= Task goal =
Return each entry exactly, with none missing.

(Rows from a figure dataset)

>> start

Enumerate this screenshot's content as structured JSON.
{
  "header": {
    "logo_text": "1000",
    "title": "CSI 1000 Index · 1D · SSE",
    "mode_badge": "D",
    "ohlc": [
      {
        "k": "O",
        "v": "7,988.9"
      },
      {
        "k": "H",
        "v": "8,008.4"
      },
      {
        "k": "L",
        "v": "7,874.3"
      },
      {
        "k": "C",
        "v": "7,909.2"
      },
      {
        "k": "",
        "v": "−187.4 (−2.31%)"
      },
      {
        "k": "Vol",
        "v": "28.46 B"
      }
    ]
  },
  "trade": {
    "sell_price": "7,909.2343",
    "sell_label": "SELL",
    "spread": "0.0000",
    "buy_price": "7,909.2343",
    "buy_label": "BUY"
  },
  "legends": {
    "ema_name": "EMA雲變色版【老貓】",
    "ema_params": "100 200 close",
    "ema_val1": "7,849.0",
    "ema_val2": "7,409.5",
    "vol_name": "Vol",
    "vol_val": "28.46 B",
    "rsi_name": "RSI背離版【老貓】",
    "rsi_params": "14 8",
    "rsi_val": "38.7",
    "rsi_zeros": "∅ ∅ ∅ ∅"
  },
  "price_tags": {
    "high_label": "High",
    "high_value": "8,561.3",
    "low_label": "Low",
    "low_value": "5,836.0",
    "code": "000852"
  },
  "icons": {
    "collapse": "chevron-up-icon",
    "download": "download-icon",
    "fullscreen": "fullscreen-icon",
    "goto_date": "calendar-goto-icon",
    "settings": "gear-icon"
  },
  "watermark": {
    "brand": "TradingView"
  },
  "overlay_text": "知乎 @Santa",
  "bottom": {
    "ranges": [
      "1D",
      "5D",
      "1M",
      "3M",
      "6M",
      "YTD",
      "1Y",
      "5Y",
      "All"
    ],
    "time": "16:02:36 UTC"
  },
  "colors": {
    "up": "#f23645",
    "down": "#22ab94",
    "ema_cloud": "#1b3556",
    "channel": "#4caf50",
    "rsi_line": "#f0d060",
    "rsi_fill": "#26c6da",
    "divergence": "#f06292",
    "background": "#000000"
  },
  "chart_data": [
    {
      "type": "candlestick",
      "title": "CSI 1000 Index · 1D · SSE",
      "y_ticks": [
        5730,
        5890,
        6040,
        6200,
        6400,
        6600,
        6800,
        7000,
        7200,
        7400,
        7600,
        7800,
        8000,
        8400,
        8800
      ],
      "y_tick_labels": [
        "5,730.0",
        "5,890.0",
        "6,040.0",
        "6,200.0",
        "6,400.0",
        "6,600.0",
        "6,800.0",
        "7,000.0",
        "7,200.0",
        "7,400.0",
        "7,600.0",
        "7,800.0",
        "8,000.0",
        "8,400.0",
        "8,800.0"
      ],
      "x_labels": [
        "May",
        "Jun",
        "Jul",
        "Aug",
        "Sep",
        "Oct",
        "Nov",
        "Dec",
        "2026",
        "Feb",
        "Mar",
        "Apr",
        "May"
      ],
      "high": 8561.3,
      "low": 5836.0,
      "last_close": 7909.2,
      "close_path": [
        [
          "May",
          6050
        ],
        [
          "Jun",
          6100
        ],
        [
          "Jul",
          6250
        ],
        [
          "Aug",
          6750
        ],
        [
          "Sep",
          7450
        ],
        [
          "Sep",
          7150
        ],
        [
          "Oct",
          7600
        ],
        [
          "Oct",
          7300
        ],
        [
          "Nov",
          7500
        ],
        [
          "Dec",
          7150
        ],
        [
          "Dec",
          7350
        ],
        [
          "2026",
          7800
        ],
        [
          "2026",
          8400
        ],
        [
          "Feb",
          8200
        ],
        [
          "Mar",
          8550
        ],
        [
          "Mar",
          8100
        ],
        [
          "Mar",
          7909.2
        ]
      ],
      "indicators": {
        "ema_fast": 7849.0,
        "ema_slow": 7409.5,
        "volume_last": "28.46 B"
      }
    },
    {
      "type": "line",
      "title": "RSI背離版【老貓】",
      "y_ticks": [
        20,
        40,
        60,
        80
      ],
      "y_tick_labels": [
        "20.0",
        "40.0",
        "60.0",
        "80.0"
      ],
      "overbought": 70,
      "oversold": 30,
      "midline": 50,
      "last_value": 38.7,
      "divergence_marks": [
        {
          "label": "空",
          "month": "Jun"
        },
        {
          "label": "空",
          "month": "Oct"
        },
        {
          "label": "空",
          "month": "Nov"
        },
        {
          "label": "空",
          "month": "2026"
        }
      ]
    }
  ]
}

>> end

= The reply =
Enumerate this screenshot's content as structured JSON.
{
  "header": {
    "logo_text": "1000",
    "title": "CSI 1000 Index · 1D · SSE",
    "mode_badge": "D",
    "ohlc": [
      {
        "k": "O",
        "v": "7,988.9"
      },
      {
        "k": "H",
        "v": "8,008.4"
      },
      {
        "k": "L",
        "v": "7,874.3"
      },
      {
        "k": "C",
        "v": "7,909.2"
      },
      {
        "k": "",
        "v": "−187.4 (−2.31%)"
      },
      {
        "k": "Vol",
        "v": "28.46 B"
      }
    ]
  },
  "trade": {
    "sell_price": "7,909.2343",
    "sell_label": "SELL",
    "spread": "0.0000",
    "buy_price": "7,909.2343",
    "buy_label": "BUY"
  },
  "legends": {
    "ema_name": "EMA雲變色版【老貓】",
    "ema_params": "100 200 close",
    "ema_val1": "7,849.0",
    "ema_val2": "7,409.5",
    "vol_name": "Vol",
    "vol_val": "28.46 B",
    "rsi_name": "RSI背離版【老貓】",
    "rsi_params": "14 8",
    "rsi_val": "38.7",
    "rsi_zeros": "∅ ∅ ∅ ∅"
  },
  "price_tags": {
    "high_label": "High",
    "high_value": "8,561.3",
    "low_label": "Low",
    "low_value": "5,836.0",
    "code": "000852"
  },
  "icons": {
    "collapse": "chevron-up-icon",
    "download": "download-icon",
    "fullscreen": "fullscreen-icon",
    "goto_date": "calendar-goto-icon",
    "settings": "gear-icon"
  },
  "watermark": {
    "brand": "TradingView"
  },
  "overlay_text": "知乎 @Santa",
  "bottom": {
    "ranges": [
      "1D",
      "5D",
      "1M",
      "3M",
      "6M",
      "YTD",
      "1Y",
      "5Y",
      "All"
    ],
    "time": "16:02:36 UTC"
  },
  "colors": {
    "up": "#f23645",
    "down": "#22ab94",
    "ema_cloud": "#1b3556",
    "channel": "#4caf50",
    "rsi_line": "#f0d060",
    "rsi_fill": "#26c6da",
    "divergence": "#f06292",
    "background": "#000000"
  },
  "chart_data": [
    {
      "type": "candlestick",
      "title": "CSI 1000 Index · 1D · SSE",
      "y_ticks": [
        5730,
        5890,
        6040,
        6200,
        6400,
        6600,
        6800,
        7000,
        7200,
        7400,
        7600,
        7800,
        8000,
        8400,
        8800
      ],
      "y_tick_labels": [
        "5,730.0",
        "5,890.0",
        "6,040.0",
        "6,200.0",
        "6,400.0",
        "6,600.0",
        "6,800.0",
        "7,000.0",
        "7,200.0",
        "7,400.0",
        "7,600.0",
        "7,800.0",
        "8,000.0",
        "8,400.0",
        "8,800.0"
      ],
      "x_labels": [
        "May",
        "Jun",
        "Jul",
        "Aug",
        "Sep",
        "Oct",
        "Nov",
        "Dec",
        "2026",
        "Feb",
        "Mar",
        "Apr",
        "May"
      ],
      "high": 8561.3,
      "low": 5836.0,
      "last_close": 7909.2,
      "close_path": [
        [
          "May",
          6050
        ],
        [
          "Jun",
          6100
        ],
        [
          "Jul",
          6250
        ],
        [
          "Aug",
          6750
        ],
        [
          "Sep",
          7450
        ],
        [
          "Sep",
          7150
        ],
        [
          "Oct",
          7600
        ],
        [
          "Oct",
          7300
        ],
        [
          "Nov",
          7500
        ],
        [
          "Dec",
          7150
        ],
        [
          "Dec",
          7350
        ],
        [
          "2026",
          7800
        ],
        [
          "2026",
          8400
        ],
        [
          "Feb",
          8200
        ],
        [
          "Mar",
          8550
        ],
        [
          "Mar",
          8100
        ],
        [
          "Mar",
          7909.2
        ]
      ],
      "indicators": {
        "ema_fast": 7849.0,
        "ema_slow": 7409.5,
        "volume_last": "28.46 B"
      }
    },
    {
      "type": "line",
      "title": "RSI背離版【老貓】",
      "y_ticks": [
        20,
        40,
        60,
        80
      ],
      "y_tick_labels": [
        "20.0",
        "40.0",
        "60.0",
        "80.0"
      ],
      "overbought": 70,
      "oversold": 30,
      "midline": 50,
      "last_value": 38.7,
      "divergence_marks": [
        {
          "label": "空",
          "month": "Jun"
        },
        {
          "label": "空",
          "month": "Oct"
        },
        {
          "label": "空",
          "month": "Nov"
        },
        {
          "label": "空",
          "month": "2026"
        }
      ]
    }
  ]
}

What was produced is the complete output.